Request =
In the records below, pick out all lines containing the word "Revenus".

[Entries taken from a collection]
= = =

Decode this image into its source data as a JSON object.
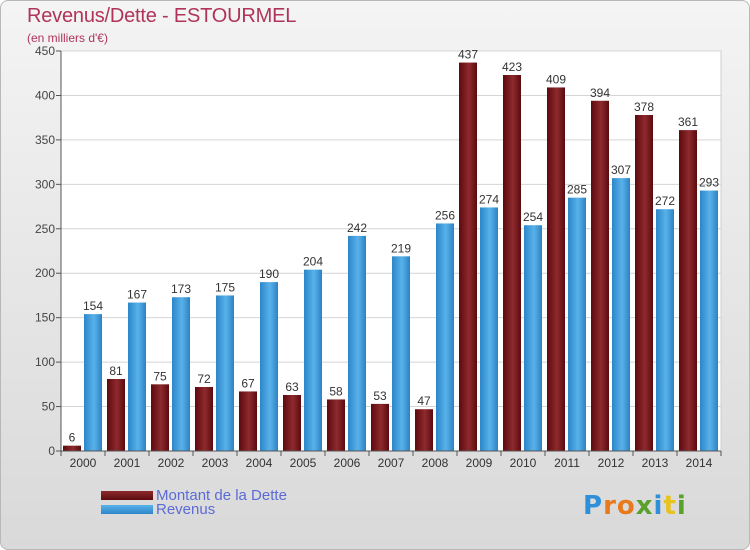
{
  "title": "Revenus/Dette - ESTOURMEL",
  "subtitle": "(en milliers d'€)",
  "logo_text": "Proxiti",
  "chart_data": {
    "type": "bar",
    "categories": [
      "2000",
      "2001",
      "2002",
      "2003",
      "2004",
      "2005",
      "2006",
      "2007",
      "2008",
      "2009",
      "2010",
      "2011",
      "2012",
      "2013",
      "2014"
    ],
    "series": [
      {
        "name": "Montant de la Dette",
        "color": "#7a0f14",
        "values": [
          6,
          81,
          75,
          72,
          67,
          63,
          58,
          53,
          47,
          437,
          423,
          409,
          394,
          378,
          361
        ]
      },
      {
        "name": "Revenus",
        "color": "#3a9de0",
        "values": [
          154,
          167,
          173,
          175,
          190,
          204,
          242,
          219,
          256,
          274,
          254,
          285,
          307,
          272,
          293
        ]
      }
    ],
    "ylim": [
      0,
      450
    ],
    "yticks": [
      0,
      50,
      100,
      150,
      200,
      250,
      300,
      350,
      400,
      450
    ],
    "grid": true,
    "legend_position": "bottom-left"
  }
}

= = =

Exercise answer =
  "title": "Revenus/Dette - ESTOURMEL",
        "name": "Revenus",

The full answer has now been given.